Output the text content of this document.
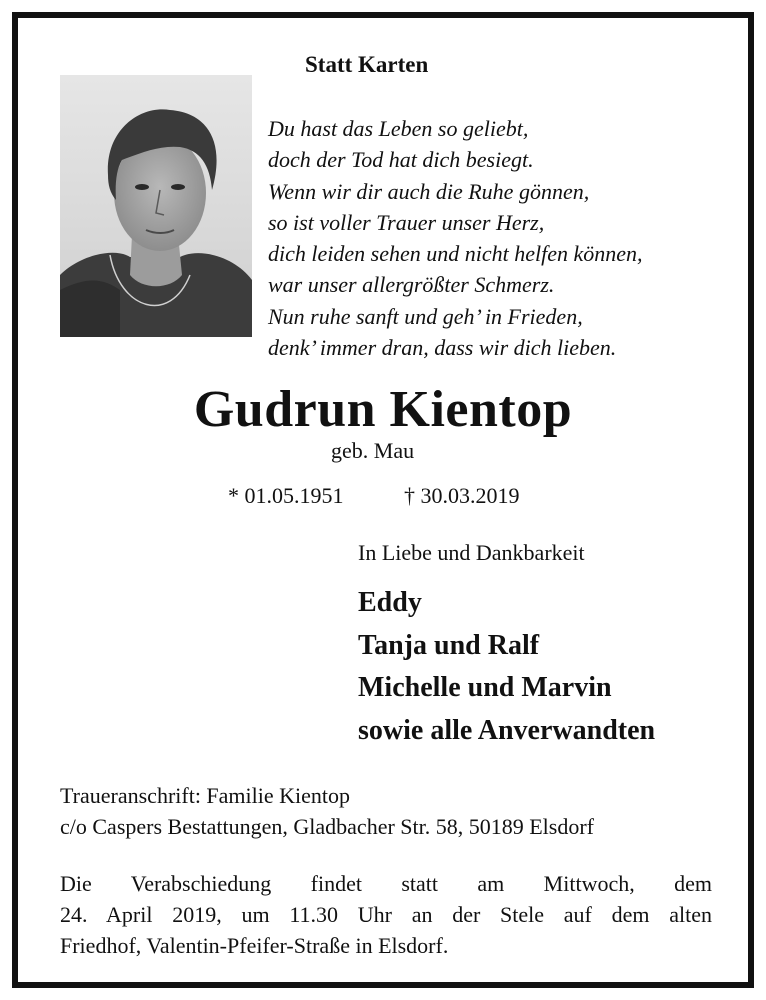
Statt Karten
Du hast das Leben so geliebt,
doch der Tod hat dich besiegt.
Wenn wir dir auch die Ruhe gönnen,
so ist voller Trauer unser Herz,
dich leiden sehen und nicht helfen können,
war unser allergrößter Schmerz.
Nun ruhe sanft und geh’ in Frieden,
denk’ immer dran, dass wir dich lieben.
Gudrun Kientop
geb. Mau
* 01.05.1951	† 30.03.2019
In Liebe und Dankbarkeit
Eddy
Tanja und Ralf
Michelle und Marvin
sowie alle Anverwandten
Traueranschrift: Familie Kientop
c/o Caspers Bestattungen, Gladbacher Str. 58, 50189 Elsdorf
Die Verabschiedung findet statt am Mittwoch, dem
24. April 2019, um 11.30 Uhr an der Stele auf dem alten
Friedhof, Valentin-Pfeifer-Straße in Elsdorf.
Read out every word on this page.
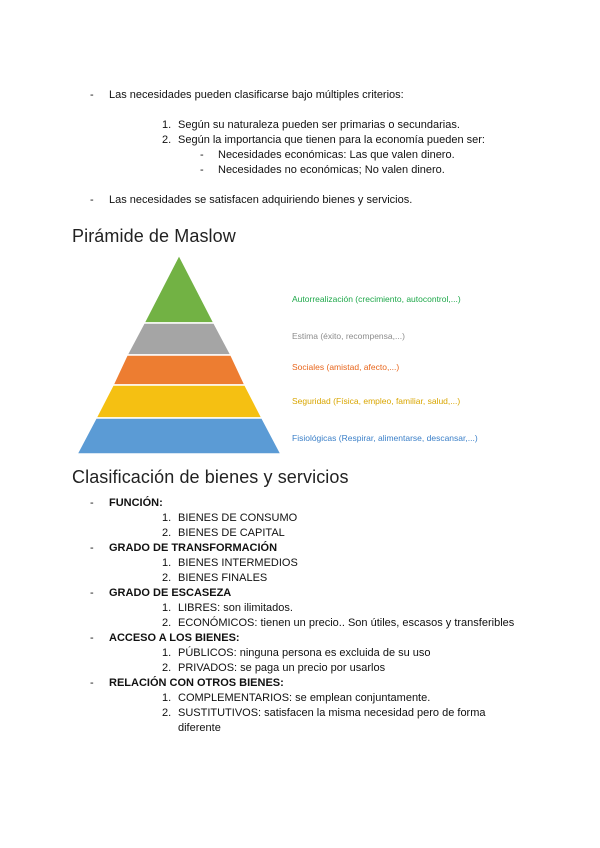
- Las necesidades pueden clasificarse bajo múltiples criterios:
1. Según su naturaleza pueden ser primarias o secundarias.
2. Según la importancia que tienen para la economía pueden ser:
- Necesidades económicas: Las que valen dinero.
- Necesidades no económicas; No valen dinero.
- Las necesidades se satisfacen adquiriendo bienes y servicios.
Pirámide de Maslow
Autorrealización (crecimiento, autocontrol,...)
Estima (éxito, recompensa,...)
Sociales (amistad, afecto,...)
Seguridad (Física, empleo, familiar, salud,...)
Fisiológicas (Respirar, alimentarse, descansar,...)
Clasificación de bienes y servicios
- FUNCIÓN:
1. BIENES DE CONSUMO
2. BIENES DE CAPITAL
- GRADO DE TRANSFORMACIÓN
1. BIENES INTERMEDIOS
2. BIENES FINALES
- GRADO DE ESCASEZA
1. LIBRES: son ilimitados.
2. ECONÓMICOS: tienen un precio.. Son útiles, escasos y transferibles
- ACCESO A LOS BIENES:
1. PÚBLICOS: ninguna persona es excluida de su uso
2. PRIVADOS: se paga un precio por usarlos
- RELACIÓN CON OTROS BIENES:
1. COMPLEMENTARIOS: se emplean conjuntamente.
2. SUSTITUTIVOS: satisfacen la misma necesidad pero de forma diferente
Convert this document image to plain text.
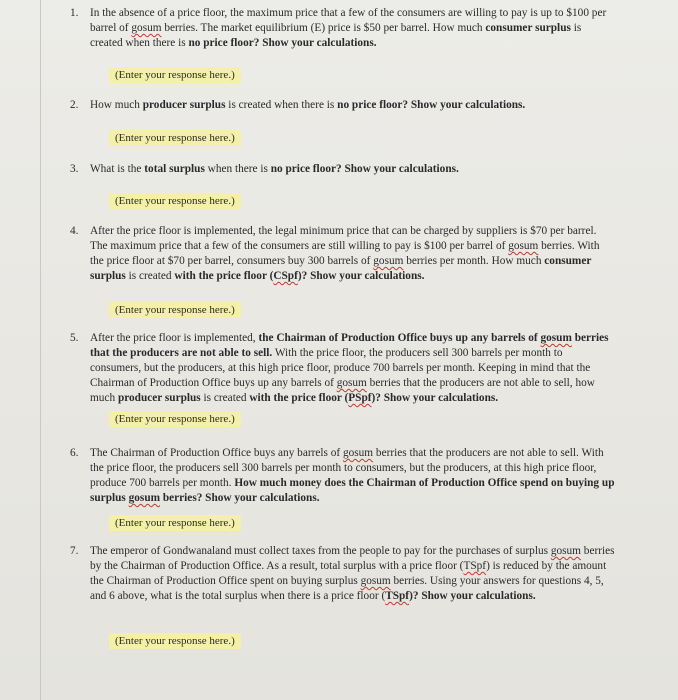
1. In the absence of a price floor, the maximum price that a few of the consumers are willing to pay is up to $100 per barrel of gosum berries. The market equilibrium (E) price is $50 per barrel. How much consumer surplus is created when there is no price floor? Show your calculations.
(Enter your response here.)
2. How much producer surplus is created when there is no price floor? Show your calculations.
(Enter your response here.)
3. What is the total surplus when there is no price floor? Show your calculations.
(Enter your response here.)
4. After the price floor is implemented, the legal minimum price that can be charged by suppliers is $70 per barrel. The maximum price that a few of the consumers are still willing to pay is $100 per barrel of gosum berries. With the price floor at $70 per barrel, consumers buy 300 barrels of gosum berries per month. How much consumer surplus is created with the price floor (CSpf)? Show your calculations.
(Enter your response here.)
5. After the price floor is implemented, the Chairman of Production Office buys up any barrels of gosum berries that the producers are not able to sell. With the price floor, the producers sell 300 barrels per month to consumers, but the producers, at this high price floor, produce 700 barrels per month. Keeping in mind that the Chairman of Production Office buys up any barrels of gosum berries that the producers are not able to sell, how much producer surplus is created with the price floor (PSpf)? Show your calculations.
(Enter your response here.)
6. The Chairman of Production Office buys any barrels of gosum berries that the producers are not able to sell. With the price floor, the producers sell 300 barrels per month to consumers, but the producers, at this high price floor, produce 700 barrels per month. How much money does the Chairman of Production Office spend on buying up surplus gosum berries? Show your calculations.
(Enter your response here.)
7. The emperor of Gondwanaland must collect taxes from the people to pay for the purchases of surplus gosum berries by the Chairman of Production Office. As a result, total surplus with a price floor (TSpf) is reduced by the amount the Chairman of Production Office spent on buying surplus gosum berries. Using your answers for questions 4, 5, and 6 above, what is the total surplus when there is a price floor (TSpf)? Show your calculations.
(Enter your response here.)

---*---

EXERCISE DESCRIPTION: In the material above, show every line where the word "satisfacen" turns up.

FULL ANSWER:
- Las necesidades se satisfacen adquiriendo bienes y servicios.
2. SUSTITUTIVOS: satisfacen la misma necesidad pero de forma diferente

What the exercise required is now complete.